* Exercise
Copy all entries without alteration and skip the pictures they hold.

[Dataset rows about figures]
******

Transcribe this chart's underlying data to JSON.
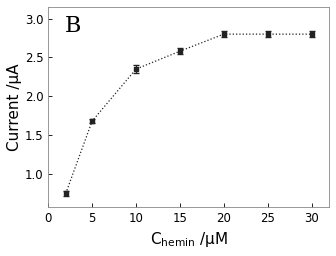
{
  "x": [
    2,
    5,
    10,
    15,
    20,
    25,
    30
  ],
  "y": [
    0.75,
    1.68,
    2.35,
    2.58,
    2.8,
    2.8,
    2.8
  ],
  "yerr": [
    0.03,
    0.03,
    0.05,
    0.04,
    0.04,
    0.04,
    0.04
  ],
  "xlabel_normal": "C",
  "xlabel_sub": "hemin",
  "xlabel_end": " /μM",
  "ylabel": "Current /μA",
  "xlim": [
    0,
    32
  ],
  "ylim": [
    0.58,
    3.15
  ],
  "xticks": [
    0,
    5,
    10,
    15,
    20,
    25,
    30
  ],
  "yticks": [
    1.0,
    1.5,
    2.0,
    2.5,
    3.0
  ],
  "label": "B",
  "line_color": "#bbbbbb",
  "marker_color": "#222222",
  "background_color": "#ffffff",
  "axis_label_fontsize": 11,
  "tick_fontsize": 8.5,
  "label_fontsize": 16
}
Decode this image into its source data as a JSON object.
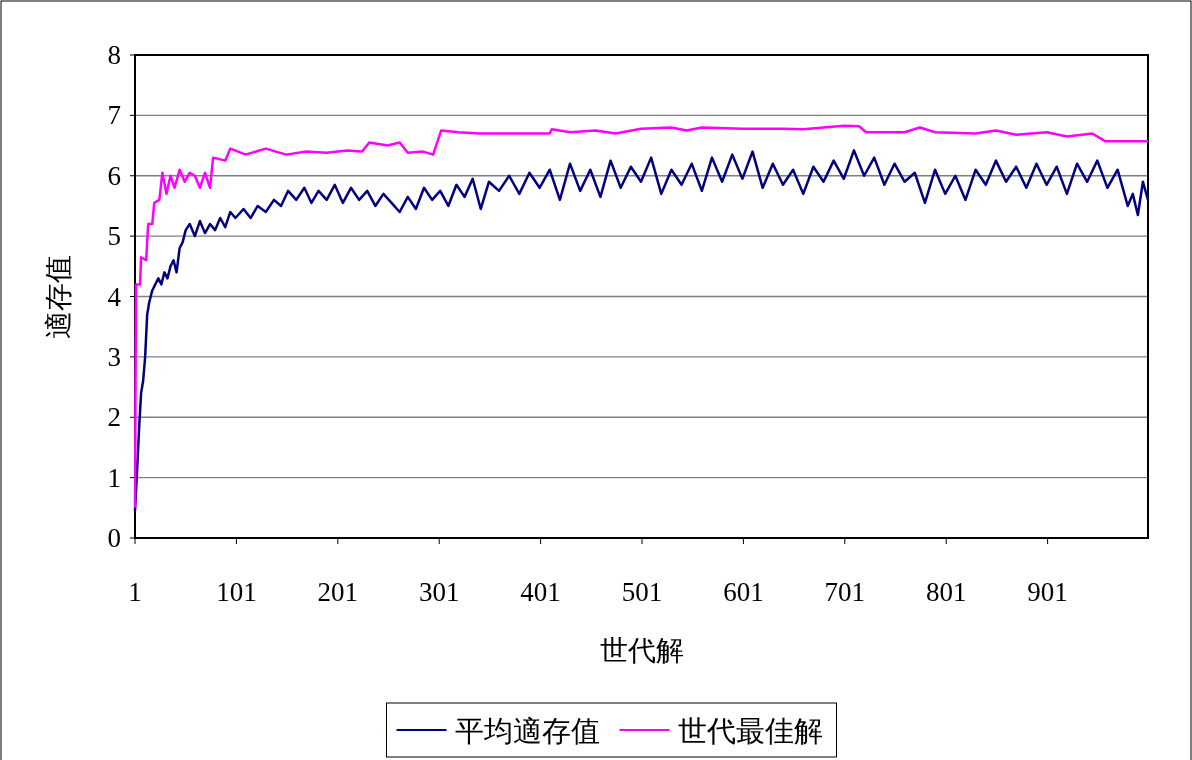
{
  "chart_data": {
    "type": "line",
    "xlabel": "世代解",
    "ylabel": "適存值",
    "xlim": [
      1,
      1000
    ],
    "xticks": [
      1,
      101,
      201,
      301,
      401,
      501,
      601,
      701,
      801,
      901
    ],
    "ylim": [
      0,
      8
    ],
    "yticks": [
      0,
      1,
      2,
      3,
      4,
      5,
      6,
      7,
      8
    ],
    "grid": "y",
    "legend": "bottom",
    "series": [
      {
        "name": "平均適存值",
        "color": "#000080",
        "x": [
          1,
          3,
          5,
          7,
          9,
          11,
          13,
          15,
          18,
          21,
          24,
          27,
          30,
          33,
          36,
          39,
          42,
          45,
          48,
          51,
          55,
          60,
          65,
          70,
          75,
          80,
          85,
          90,
          95,
          100,
          108,
          115,
          122,
          130,
          138,
          145,
          152,
          160,
          168,
          175,
          182,
          190,
          198,
          206,
          214,
          222,
          230,
          238,
          246,
          254,
          262,
          270,
          278,
          286,
          294,
          302,
          310,
          318,
          326,
          334,
          342,
          350,
          360,
          370,
          380,
          390,
          400,
          410,
          420,
          430,
          440,
          450,
          460,
          470,
          480,
          490,
          500,
          510,
          520,
          530,
          540,
          550,
          560,
          570,
          580,
          590,
          600,
          610,
          620,
          630,
          640,
          650,
          660,
          670,
          680,
          690,
          700,
          710,
          720,
          730,
          740,
          750,
          760,
          770,
          780,
          790,
          800,
          810,
          820,
          830,
          840,
          850,
          860,
          870,
          880,
          890,
          900,
          910,
          920,
          930,
          940,
          950,
          960,
          970,
          980,
          985,
          990,
          995,
          1000
        ],
        "values": [
          0.45,
          1.1,
          1.8,
          2.4,
          2.6,
          3.0,
          3.7,
          3.9,
          4.1,
          4.2,
          4.3,
          4.2,
          4.4,
          4.3,
          4.5,
          4.6,
          4.4,
          4.8,
          4.9,
          5.1,
          5.2,
          5.0,
          5.25,
          5.05,
          5.2,
          5.1,
          5.3,
          5.15,
          5.4,
          5.3,
          5.45,
          5.3,
          5.5,
          5.4,
          5.6,
          5.5,
          5.75,
          5.6,
          5.8,
          5.55,
          5.75,
          5.6,
          5.85,
          5.55,
          5.8,
          5.6,
          5.75,
          5.5,
          5.7,
          5.55,
          5.4,
          5.65,
          5.45,
          5.8,
          5.6,
          5.75,
          5.5,
          5.85,
          5.65,
          5.95,
          5.45,
          5.9,
          5.75,
          6.0,
          5.7,
          6.05,
          5.8,
          6.1,
          5.6,
          6.2,
          5.75,
          6.1,
          5.65,
          6.25,
          5.8,
          6.15,
          5.9,
          6.3,
          5.7,
          6.1,
          5.85,
          6.2,
          5.75,
          6.3,
          5.9,
          6.35,
          5.95,
          6.4,
          5.8,
          6.2,
          5.85,
          6.1,
          5.7,
          6.15,
          5.9,
          6.25,
          5.95,
          6.42,
          6.0,
          6.3,
          5.85,
          6.2,
          5.9,
          6.05,
          5.55,
          6.1,
          5.7,
          6.0,
          5.6,
          6.1,
          5.85,
          6.25,
          5.9,
          6.15,
          5.8,
          6.2,
          5.85,
          6.15,
          5.7,
          6.2,
          5.9,
          6.25,
          5.8,
          6.1,
          5.5,
          5.7,
          5.35,
          5.9,
          5.6
        ]
      },
      {
        "name": "世代最佳解",
        "color": "#ff00ff",
        "x": [
          1,
          2,
          6,
          7,
          12,
          14,
          18,
          20,
          25,
          28,
          32,
          36,
          40,
          45,
          50,
          55,
          60,
          65,
          70,
          75,
          78,
          90,
          95,
          110,
          130,
          150,
          170,
          190,
          210,
          225,
          232,
          250,
          262,
          270,
          285,
          295,
          303,
          320,
          340,
          410,
          412,
          430,
          455,
          475,
          500,
          530,
          545,
          560,
          600,
          640,
          660,
          700,
          715,
          722,
          760,
          775,
          790,
          830,
          850,
          870,
          900,
          920,
          945,
          958,
          1000
        ],
        "values": [
          0.5,
          4.2,
          4.2,
          4.65,
          4.6,
          5.2,
          5.2,
          5.55,
          5.6,
          6.05,
          5.7,
          6.0,
          5.8,
          6.1,
          5.9,
          6.05,
          6.0,
          5.8,
          6.05,
          5.8,
          6.3,
          6.25,
          6.45,
          6.35,
          6.45,
          6.35,
          6.4,
          6.38,
          6.42,
          6.4,
          6.55,
          6.5,
          6.55,
          6.38,
          6.4,
          6.35,
          6.75,
          6.72,
          6.7,
          6.7,
          6.77,
          6.72,
          6.75,
          6.7,
          6.78,
          6.8,
          6.75,
          6.8,
          6.78,
          6.78,
          6.77,
          6.83,
          6.82,
          6.72,
          6.72,
          6.8,
          6.72,
          6.7,
          6.75,
          6.68,
          6.72,
          6.65,
          6.7,
          6.57,
          6.57
        ]
      }
    ]
  }
}
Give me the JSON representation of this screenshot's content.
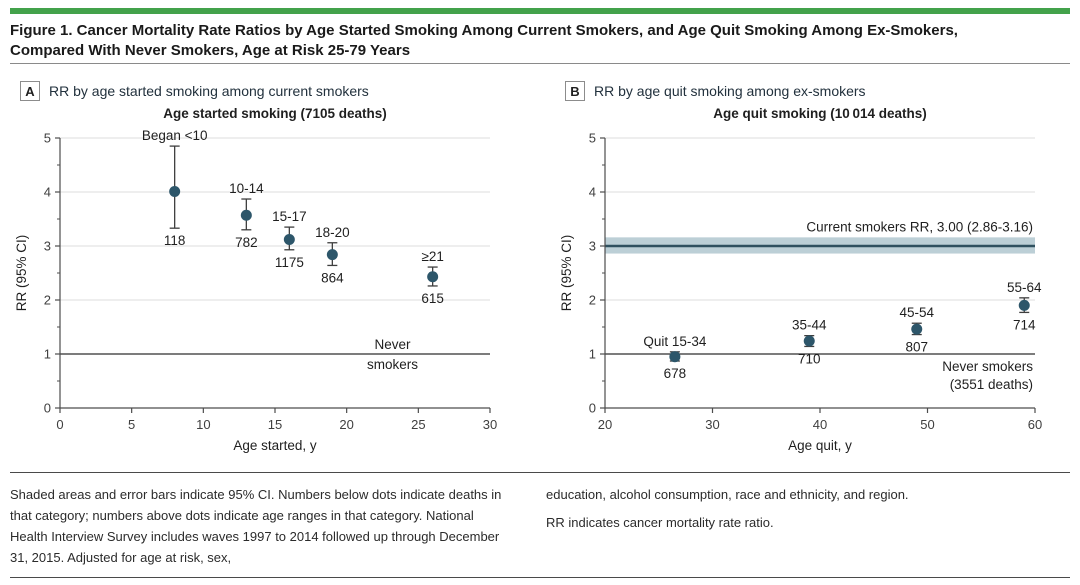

******

* Correct response
Transcribe this chart's underlying data to JSON.
{
  "x": [
    2,
    5,
    10,
    15,
    20,
    25,
    30
  ],
  "y": [
    0.75,
    1.68,
    2.35,
    2.58,
    2.8,
    2.8,
    2.8
  ],
  "yerr": [
    0.03,
    0.03,
    0.05,
    0.04,
    0.04,
    0.04,
    0.04
  ],
  "xlabel_normal": "C",
  "xlabel_sub": "hemin",
  "xlabel_end": " /μM",
  "ylabel": "Current /μA",
  "xlim": [
    0,
    32
  ],
  "ylim": [
    0.58,
    3.15
  ],
  "xticks": [
    0,
    5,
    10,
    15,
    20,
    25,
    30
  ],
  "yticks": [
    1.0,
    1.5,
    2.0,
    2.5,
    3.0
  ],
  "label": "B",
  "line_color": "#bbbbbb",
  "marker_color": "#222222",
  "background_color": "#ffffff",
  "axis_label_fontsize": 11,
  "tick_fontsize": 8.5,
  "label_fontsize": 16
}
Decode this image into its source data as a JSON object.
{
  "chart_data": {
    "type": "line",
    "xlabel": "世代解",
    "ylabel": "適存值",
    "xlim": [
      1,
      1000
    ],
    "xticks": [
      1,
      101,
      201,
      301,
      401,
      501,
      601,
      701,
      801,
      901
    ],
    "ylim": [
      0,
      8
    ],
    "yticks": [
      0,
      1,
      2,
      3,
      4,
      5,
      6,
      7,
      8
    ],
    "grid": "y",
    "legend": "bottom",
    "series": [
      {
        "name": "平均適存值",
        "color": "#000080",
        "x": [
          1,
          3,
          5,
          7,
          9,
          11,
          13,
          15,
          18,
          21,
          24,
          27,
          30,
          33,
          36,
          39,
          42,
          45,
          48,
          51,
          55,
          60,
          65,
          70,
          75,
          80,
          85,
          90,
          95,
          100,
          108,
          115,
          122,
          130,
          138,
          145,
          152,
          160,
          168,
          175,
          182,
          190,
          198,
          206,
          214,
          222,
          230,
          238,
          246,
          254,
          262,
          270,
          278,
          286,
          294,
          302,
          310,
          318,
          326,
          334,
          342,
          350,
          360,
          370,
          380,
          390,
          400,
          410,
          420,
          430,
          440,
          450,
          460,
          470,
          480,
          490,
          500,
          510,
          520,
          530,
          540,
          550,
          560,
          570,
          580,
          590,
          600,
          610,
          620,
          630,
          640,
          650,
          660,
          670,
          680,
          690,
          700,
          710,
          720,
          730,
          740,
          750,
          760,
          770,
          780,
          790,
          800,
          810,
          820,
          830,
          840,
          850,
          860,
          870,
          880,
          890,
          900,
          910,
          920,
          930,
          940,
          950,
          960,
          970,
          980,
          985,
          990,
          995,
          1000
        ],
        "values": [
          0.45,
          1.1,
          1.8,
          2.4,
          2.6,
          3.0,
          3.7,
          3.9,
          4.1,
          4.2,
          4.3,
          4.2,
          4.4,
          4.3,
          4.5,
          4.6,
          4.4,
          4.8,
          4.9,
          5.1,
          5.2,
          5.0,
          5.25,
          5.05,
          5.2,
          5.1,
          5.3,
          5.15,
          5.4,
          5.3,
          5.45,
          5.3,
          5.5,
          5.4,
          5.6,
          5.5,
          5.75,
          5.6,
          5.8,
          5.55,
          5.75,
          5.6,
          5.85,
          5.55,
          5.8,
          5.6,
          5.75,
          5.5,
          5.7,
          5.55,
          5.4,
          5.65,
          5.45,
          5.8,
          5.6,
          5.75,
          5.5,
          5.85,
          5.65,
          5.95,
          5.45,
          5.9,
          5.75,
          6.0,
          5.7,
          6.05,
          5.8,
          6.1,
          5.6,
          6.2,
          5.75,
          6.1,
          5.65,
          6.25,
          5.8,
          6.15,
          5.9,
          6.3,
          5.7,
          6.1,
          5.85,
          6.2,
          5.75,
          6.3,
          5.9,
          6.35,
          5.95,
          6.4,
          5.8,
          6.2,
          5.85,
          6.1,
          5.7,
          6.15,
          5.9,
          6.25,
          5.95,
          6.42,
          6.0,
          6.3,
          5.85,
          6.2,
          5.9,
          6.05,
          5.55,
          6.1,
          5.7,
          6.0,
          5.6,
          6.1,
          5.85,
          6.25,
          5.9,
          6.15,
          5.8,
          6.2,
          5.85,
          6.15,
          5.7,
          6.2,
          5.9,
          6.25,
          5.8,
          6.1,
          5.5,
          5.7,
          5.35,
          5.9,
          5.6
        ]
      },
      {
        "name": "世代最佳解",
        "color": "#ff00ff",
        "x": [
          1,
          2,
          6,
          7,
          12,
          14,
          18,
          20,
          25,
          28,
          32,
          36,
          40,
          45,
          50,
          55,
          60,
          65,
          70,
          75,
          78,
          90,
          95,
          110,
          130,
          150,
          170,
          190,
          210,
          225,
          232,
          250,
          262,
          270,
          285,
          295,
          303,
          320,
          340,
          410,
          412,
          430,
          455,
          475,
          500,
          530,
          545,
          560,
          600,
          640,
          660,
          700,
          715,
          722,
          760,
          775,
          790,
          830,
          850,
          870,
          900,
          920,
          945,
          958,
          1000
        ],
        "values": [
          0.5,
          4.2,
          4.2,
          4.65,
          4.6,
          5.2,
          5.2,
          5.55,
          5.6,
          6.05,
          5.7,
          6.0,
          5.8,
          6.1,
          5.9,
          6.05,
          6.0,
          5.8,
          6.05,
          5.8,
          6.3,
          6.25,
          6.45,
          6.35,
          6.45,
          6.35,
          6.4,
          6.38,
          6.42,
          6.4,
          6.55,
          6.5,
          6.55,
          6.38,
          6.4,
          6.35,
          6.75,
          6.72,
          6.7,
          6.7,
          6.77,
          6.72,
          6.75,
          6.7,
          6.78,
          6.8,
          6.75,
          6.8,
          6.78,
          6.78,
          6.77,
          6.83,
          6.82,
          6.72,
          6.72,
          6.8,
          6.72,
          6.7,
          6.75,
          6.68,
          6.72,
          6.65,
          6.7,
          6.57,
          6.57
        ]
      }
    ]
  }
}
Give me the JSON representation of this screenshot's content.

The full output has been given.